- [Your goal]: Gather each line containing the string "JSON" from these entries.

══════

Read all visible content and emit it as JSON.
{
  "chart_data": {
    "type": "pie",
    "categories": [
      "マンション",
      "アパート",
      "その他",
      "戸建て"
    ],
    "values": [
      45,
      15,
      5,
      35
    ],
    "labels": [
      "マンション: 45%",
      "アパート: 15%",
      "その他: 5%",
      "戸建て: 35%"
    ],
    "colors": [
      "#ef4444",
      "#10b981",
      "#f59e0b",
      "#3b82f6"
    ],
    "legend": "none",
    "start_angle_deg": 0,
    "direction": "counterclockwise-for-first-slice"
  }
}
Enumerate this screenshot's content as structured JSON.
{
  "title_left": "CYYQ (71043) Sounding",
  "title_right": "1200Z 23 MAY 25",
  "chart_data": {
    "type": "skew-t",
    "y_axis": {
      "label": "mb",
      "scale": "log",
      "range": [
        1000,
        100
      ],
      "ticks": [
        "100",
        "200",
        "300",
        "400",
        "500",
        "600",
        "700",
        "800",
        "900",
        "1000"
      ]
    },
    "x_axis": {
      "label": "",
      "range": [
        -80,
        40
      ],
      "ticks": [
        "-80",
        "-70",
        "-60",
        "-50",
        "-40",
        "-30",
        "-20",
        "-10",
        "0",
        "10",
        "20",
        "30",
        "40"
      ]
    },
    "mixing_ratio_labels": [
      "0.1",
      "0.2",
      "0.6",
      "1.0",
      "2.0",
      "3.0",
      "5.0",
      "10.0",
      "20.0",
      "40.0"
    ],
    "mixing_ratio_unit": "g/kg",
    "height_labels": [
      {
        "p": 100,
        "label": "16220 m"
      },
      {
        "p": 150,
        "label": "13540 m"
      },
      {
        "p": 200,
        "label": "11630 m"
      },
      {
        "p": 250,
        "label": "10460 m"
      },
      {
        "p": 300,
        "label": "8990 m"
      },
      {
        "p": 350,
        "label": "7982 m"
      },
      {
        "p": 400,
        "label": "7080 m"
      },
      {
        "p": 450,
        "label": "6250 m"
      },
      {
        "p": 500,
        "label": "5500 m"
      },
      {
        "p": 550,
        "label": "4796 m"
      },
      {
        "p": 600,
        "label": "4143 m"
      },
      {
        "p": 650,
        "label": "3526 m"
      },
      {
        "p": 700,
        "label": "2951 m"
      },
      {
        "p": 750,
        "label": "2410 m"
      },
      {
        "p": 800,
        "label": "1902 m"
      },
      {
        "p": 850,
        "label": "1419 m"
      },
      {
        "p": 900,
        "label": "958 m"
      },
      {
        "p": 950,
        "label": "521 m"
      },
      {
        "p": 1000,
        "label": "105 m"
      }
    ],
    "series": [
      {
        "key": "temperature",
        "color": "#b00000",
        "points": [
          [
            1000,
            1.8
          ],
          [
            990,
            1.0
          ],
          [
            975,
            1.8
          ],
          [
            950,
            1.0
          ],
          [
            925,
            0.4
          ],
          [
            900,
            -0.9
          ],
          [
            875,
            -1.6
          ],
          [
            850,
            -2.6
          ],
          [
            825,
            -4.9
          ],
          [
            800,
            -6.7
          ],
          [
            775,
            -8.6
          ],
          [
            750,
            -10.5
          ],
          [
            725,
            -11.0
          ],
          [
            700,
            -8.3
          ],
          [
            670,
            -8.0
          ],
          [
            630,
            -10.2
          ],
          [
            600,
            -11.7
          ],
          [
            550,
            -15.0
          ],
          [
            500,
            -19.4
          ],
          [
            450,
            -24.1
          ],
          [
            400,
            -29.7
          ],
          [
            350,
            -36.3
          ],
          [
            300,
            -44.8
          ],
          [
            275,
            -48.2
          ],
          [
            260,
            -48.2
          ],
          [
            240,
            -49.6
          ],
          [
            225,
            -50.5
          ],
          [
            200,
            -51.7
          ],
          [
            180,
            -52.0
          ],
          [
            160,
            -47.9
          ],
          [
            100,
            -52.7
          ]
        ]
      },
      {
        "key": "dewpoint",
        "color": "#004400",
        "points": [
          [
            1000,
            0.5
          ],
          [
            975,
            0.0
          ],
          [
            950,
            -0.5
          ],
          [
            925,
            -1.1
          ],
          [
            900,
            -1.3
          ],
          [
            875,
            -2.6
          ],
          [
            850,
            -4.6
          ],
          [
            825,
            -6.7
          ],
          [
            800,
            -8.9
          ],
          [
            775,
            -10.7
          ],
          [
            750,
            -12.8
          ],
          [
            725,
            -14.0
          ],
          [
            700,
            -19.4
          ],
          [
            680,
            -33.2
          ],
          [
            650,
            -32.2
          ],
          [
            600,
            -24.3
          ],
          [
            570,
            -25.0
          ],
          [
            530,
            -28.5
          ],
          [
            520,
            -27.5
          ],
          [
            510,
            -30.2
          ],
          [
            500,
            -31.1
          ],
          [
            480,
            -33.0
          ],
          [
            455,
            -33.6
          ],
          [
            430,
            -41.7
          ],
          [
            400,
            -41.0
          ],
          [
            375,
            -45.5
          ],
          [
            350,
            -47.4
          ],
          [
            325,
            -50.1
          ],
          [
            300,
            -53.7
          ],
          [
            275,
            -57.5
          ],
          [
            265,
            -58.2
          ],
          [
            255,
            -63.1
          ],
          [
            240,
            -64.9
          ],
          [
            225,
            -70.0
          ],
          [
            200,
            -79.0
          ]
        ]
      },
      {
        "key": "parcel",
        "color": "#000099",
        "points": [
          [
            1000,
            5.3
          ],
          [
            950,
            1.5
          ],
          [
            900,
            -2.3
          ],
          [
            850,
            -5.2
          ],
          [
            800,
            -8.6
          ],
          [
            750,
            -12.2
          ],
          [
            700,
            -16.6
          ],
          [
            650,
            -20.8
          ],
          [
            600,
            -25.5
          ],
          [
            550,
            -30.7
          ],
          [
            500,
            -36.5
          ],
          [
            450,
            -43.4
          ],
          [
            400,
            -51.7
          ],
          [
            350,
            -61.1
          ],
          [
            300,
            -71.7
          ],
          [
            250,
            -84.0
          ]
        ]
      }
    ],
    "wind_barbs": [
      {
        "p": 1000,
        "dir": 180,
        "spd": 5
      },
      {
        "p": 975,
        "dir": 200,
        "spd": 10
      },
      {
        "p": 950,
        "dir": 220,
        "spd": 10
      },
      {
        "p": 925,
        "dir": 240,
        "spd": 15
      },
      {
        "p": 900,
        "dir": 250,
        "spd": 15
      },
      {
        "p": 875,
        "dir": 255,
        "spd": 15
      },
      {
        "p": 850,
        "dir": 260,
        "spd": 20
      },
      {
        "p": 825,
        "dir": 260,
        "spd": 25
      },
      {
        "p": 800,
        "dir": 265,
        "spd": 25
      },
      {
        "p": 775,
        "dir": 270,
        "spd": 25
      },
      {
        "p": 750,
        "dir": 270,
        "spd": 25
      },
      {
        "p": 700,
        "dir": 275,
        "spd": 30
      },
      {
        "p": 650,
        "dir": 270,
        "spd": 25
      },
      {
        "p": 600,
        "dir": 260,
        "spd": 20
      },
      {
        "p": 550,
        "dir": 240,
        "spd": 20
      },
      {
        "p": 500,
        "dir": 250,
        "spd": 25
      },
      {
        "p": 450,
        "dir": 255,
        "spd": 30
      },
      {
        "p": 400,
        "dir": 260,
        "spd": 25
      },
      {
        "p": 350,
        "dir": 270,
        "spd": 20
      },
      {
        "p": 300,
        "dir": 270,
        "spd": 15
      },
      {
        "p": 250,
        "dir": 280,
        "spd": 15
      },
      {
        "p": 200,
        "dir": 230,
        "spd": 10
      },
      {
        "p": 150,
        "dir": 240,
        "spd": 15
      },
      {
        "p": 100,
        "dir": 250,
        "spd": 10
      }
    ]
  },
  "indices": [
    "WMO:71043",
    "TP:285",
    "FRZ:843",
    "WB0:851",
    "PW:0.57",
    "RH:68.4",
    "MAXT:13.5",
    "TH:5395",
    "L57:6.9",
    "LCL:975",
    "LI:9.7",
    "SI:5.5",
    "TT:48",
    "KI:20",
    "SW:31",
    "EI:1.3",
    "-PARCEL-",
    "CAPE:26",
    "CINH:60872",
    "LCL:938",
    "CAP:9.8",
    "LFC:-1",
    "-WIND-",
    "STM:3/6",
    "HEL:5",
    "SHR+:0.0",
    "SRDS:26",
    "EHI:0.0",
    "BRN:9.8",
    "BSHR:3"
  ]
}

══════

- [Answer to the task]:
Read all visible content and emit it as JSON.
Enumerate this screenshot's content as structured JSON.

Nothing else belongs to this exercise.